**Aim of the task**: Each line of the data that includes the string "JSON" is to be copied out.
Start of Supplied information
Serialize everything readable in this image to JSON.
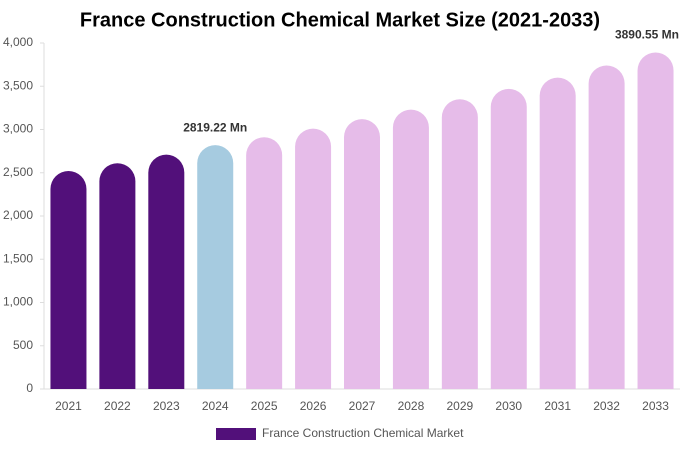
{
  "chart_data": {
    "type": "bar",
    "title": "France Construction Chemical Market Size (2021-2033)",
    "categories": [
      "2021",
      "2022",
      "2023",
      "2024",
      "2025",
      "2026",
      "2027",
      "2028",
      "2029",
      "2030",
      "2031",
      "2032",
      "2033"
    ],
    "series": [
      {
        "name": "France Construction Chemical Market",
        "color": "#52107a",
        "values": [
          2520,
          2610,
          2710,
          2819.22,
          2910,
          3010,
          3120,
          3230,
          3350,
          3470,
          3600,
          3740,
          3890.55
        ],
        "value_labels": [
          null,
          null,
          null,
          "2819.22 Mn",
          null,
          null,
          null,
          null,
          null,
          null,
          null,
          null,
          "3890.55 Mn"
        ],
        "colors": [
          "#52107a",
          "#52107a",
          "#52107a",
          "#a6cbe0",
          "#e6bce9",
          "#e6bce9",
          "#e6bce9",
          "#e6bce9",
          "#e6bce9",
          "#e6bce9",
          "#e6bce9",
          "#e6bce9",
          "#e6bce9"
        ]
      }
    ],
    "ylim": [
      0,
      4000
    ],
    "yticks": [
      0,
      500,
      {
        "value": 1000,
        "label": "1,000"
      },
      {
        "value": 1500,
        "label": "1,500"
      },
      {
        "value": 2000,
        "label": "2,000"
      },
      {
        "value": 2500,
        "label": "2,500"
      },
      {
        "value": 3000,
        "label": "3,000"
      },
      {
        "value": 3500,
        "label": "3,500"
      },
      {
        "value": 4000,
        "label": "4,000"
      }
    ],
    "grid": false
  }
}
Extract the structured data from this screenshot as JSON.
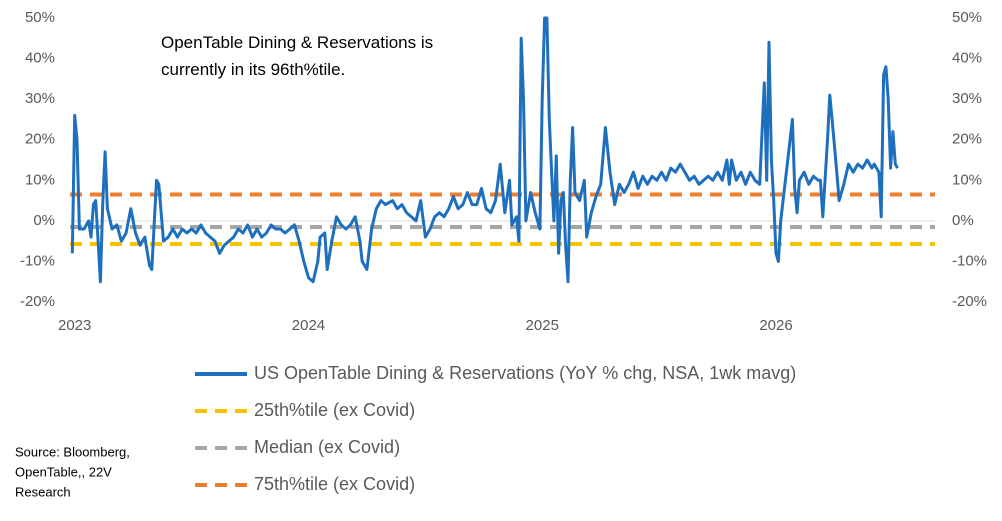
{
  "chart_data": {
    "type": "line",
    "annotation": "OpenTable Dining & Reservations is currently in its 96th%tile.",
    "source": [
      "Source: Bloomberg,",
      "OpenTable,, 22V",
      "Research"
    ],
    "xlim": [
      2022.98,
      2026.68
    ],
    "xticks": [
      2023,
      2024,
      2025,
      2026
    ],
    "ylim": [
      -20,
      50
    ],
    "yticks": [
      {
        "value": -20,
        "label": "-20%"
      },
      {
        "value": -10,
        "label": "-10%"
      },
      {
        "value": 0,
        "label": "0%"
      },
      {
        "value": 10,
        "label": "10%"
      },
      {
        "value": 20,
        "label": "20%"
      },
      {
        "value": 30,
        "label": "30%"
      },
      {
        "value": 40,
        "label": "40%"
      },
      {
        "value": 50,
        "label": "50%"
      }
    ],
    "y2lim": [
      -20,
      50
    ],
    "y2ticks": [
      {
        "value": -20,
        "label": "-20%"
      },
      {
        "value": -10,
        "label": "-10%"
      },
      {
        "value": 0,
        "label": "0%"
      },
      {
        "value": 10,
        "label": "10%"
      },
      {
        "value": 20,
        "label": "20%"
      },
      {
        "value": 30,
        "label": "30%"
      },
      {
        "value": 40,
        "label": "40%"
      },
      {
        "value": 50,
        "label": "50%"
      }
    ],
    "x": [
      2022.99,
      2023.0,
      2023.01,
      2023.02,
      2023.04,
      2023.06,
      2023.07,
      2023.08,
      2023.09,
      2023.1,
      2023.11,
      2023.12,
      2023.13,
      2023.14,
      2023.16,
      2023.18,
      2023.2,
      2023.22,
      2023.24,
      2023.26,
      2023.28,
      2023.3,
      2023.32,
      2023.33,
      2023.35,
      2023.36,
      2023.38,
      2023.4,
      2023.42,
      2023.44,
      2023.46,
      2023.48,
      2023.5,
      2023.52,
      2023.54,
      2023.56,
      2023.58,
      2023.6,
      2023.62,
      2023.64,
      2023.66,
      2023.68,
      2023.7,
      2023.72,
      2023.74,
      2023.76,
      2023.78,
      2023.8,
      2023.82,
      2023.84,
      2023.86,
      2023.88,
      2023.9,
      2023.92,
      2023.94,
      2023.96,
      2023.98,
      2024.0,
      2024.02,
      2024.04,
      2024.05,
      2024.07,
      2024.08,
      2024.1,
      2024.12,
      2024.14,
      2024.16,
      2024.18,
      2024.2,
      2024.22,
      2024.23,
      2024.25,
      2024.27,
      2024.29,
      2024.31,
      2024.33,
      2024.36,
      2024.38,
      2024.4,
      2024.42,
      2024.44,
      2024.46,
      2024.48,
      2024.5,
      2024.52,
      2024.54,
      2024.56,
      2024.58,
      2024.6,
      2024.62,
      2024.64,
      2024.66,
      2024.68,
      2024.7,
      2024.72,
      2024.74,
      2024.76,
      2024.78,
      2024.8,
      2024.82,
      2024.84,
      2024.86,
      2024.87,
      2024.89,
      2024.9,
      2024.91,
      2024.92,
      2024.93,
      2024.95,
      2024.97,
      2024.99,
      2025.0,
      2025.01,
      2025.02,
      2025.03,
      2025.04,
      2025.05,
      2025.06,
      2025.07,
      2025.08,
      2025.09,
      2025.1,
      2025.11,
      2025.12,
      2025.13,
      2025.14,
      2025.16,
      2025.18,
      2025.19,
      2025.21,
      2025.23,
      2025.25,
      2025.27,
      2025.29,
      2025.31,
      2025.33,
      2025.35,
      2025.37,
      2025.39,
      2025.41,
      2025.43,
      2025.45,
      2025.47,
      2025.49,
      2025.51,
      2025.53,
      2025.55,
      2025.57,
      2025.59,
      2025.61,
      2025.63,
      2025.65,
      2025.67,
      2025.69,
      2025.71,
      2025.73,
      2025.75,
      2025.77,
      2025.79,
      2025.8,
      2025.81,
      2025.83,
      2025.85,
      2025.87,
      2025.89,
      2025.91,
      2025.93,
      2025.95,
      2025.96,
      2025.97,
      2025.98,
      2025.99,
      2026.0,
      2026.01,
      2026.02,
      2026.04,
      2026.06,
      2026.07,
      2026.08,
      2026.09,
      2026.1,
      2026.12,
      2026.14,
      2026.16,
      2026.18,
      2026.19,
      2026.2,
      2026.22,
      2026.23,
      2026.24,
      2026.26,
      2026.27,
      2026.29,
      2026.31,
      2026.33,
      2026.35,
      2026.37,
      2026.39,
      2026.41,
      2026.42,
      2026.44,
      2026.45,
      2026.46,
      2026.47,
      2026.48,
      2026.49,
      2026.5,
      2026.51,
      2026.52
    ],
    "series": [
      {
        "name": "US OpenTable Dining & Reservations (YoY % chg, NSA, 1wk mavg)",
        "color": "#1f6fbf",
        "values": [
          -8,
          26,
          20,
          -2,
          -2,
          0,
          -4,
          4,
          5,
          -5,
          -15,
          4,
          17,
          3,
          -2,
          -1,
          -5,
          -3,
          3,
          -3,
          -6,
          -4,
          -11,
          -12,
          10,
          9,
          -5,
          -4,
          -2,
          -4,
          -2,
          -3,
          -2,
          -3,
          -1,
          -3,
          -4,
          -5,
          -8,
          -6,
          -5,
          -4,
          -2,
          -3,
          -1,
          -4,
          -2,
          -4,
          -3,
          -1,
          -2,
          -2,
          -3,
          -2,
          -1,
          -5,
          -10,
          -14,
          -15,
          -10,
          -4,
          -3,
          -12,
          -5,
          1,
          -1,
          -2,
          -1,
          1,
          -5,
          -10,
          -12,
          -2,
          3,
          5,
          4,
          5,
          3,
          4,
          2,
          1,
          0,
          5,
          -4,
          -2,
          1,
          2,
          1,
          3,
          6,
          3,
          4,
          7,
          4,
          4,
          8,
          3,
          2,
          5,
          14,
          2,
          10,
          -1,
          1,
          -5,
          45,
          30,
          0,
          7,
          2,
          -2,
          30,
          50,
          50,
          25,
          12,
          0,
          16,
          -8,
          5,
          7,
          -6,
          -15,
          10,
          23,
          7,
          5,
          10,
          -4,
          2,
          6,
          9,
          23,
          12,
          4,
          9,
          7,
          9,
          12,
          8,
          11,
          9,
          11,
          10,
          12,
          10,
          13,
          12,
          14,
          12,
          10,
          11,
          9,
          10,
          11,
          10,
          12,
          10,
          15,
          9,
          15,
          10,
          12,
          9,
          12,
          10,
          9,
          34,
          10,
          44,
          15,
          5,
          -8,
          -10,
          0,
          10,
          20,
          25,
          8,
          2,
          10,
          12,
          9,
          11,
          10,
          10,
          1,
          20,
          31,
          25,
          12,
          5,
          9,
          14,
          12,
          14,
          13,
          15,
          13,
          14,
          12,
          1,
          36,
          38,
          30,
          13,
          22,
          14,
          13
        ]
      }
    ],
    "reference_lines": [
      {
        "name": "25th%tile (ex Covid)",
        "color": "#f5c400",
        "value": -5.7
      },
      {
        "name": "Median (ex Covid)",
        "color": "#a5a5a5",
        "value": -1.5
      },
      {
        "name": "75th%tile (ex Covid)",
        "color": "#ed7d31",
        "value": 6.5
      }
    ]
  }
}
End of Supplied information
**Solution to this task**:
Serialize everything readable in this image to JSON.
Extract the structured data from this screenshot as JSON.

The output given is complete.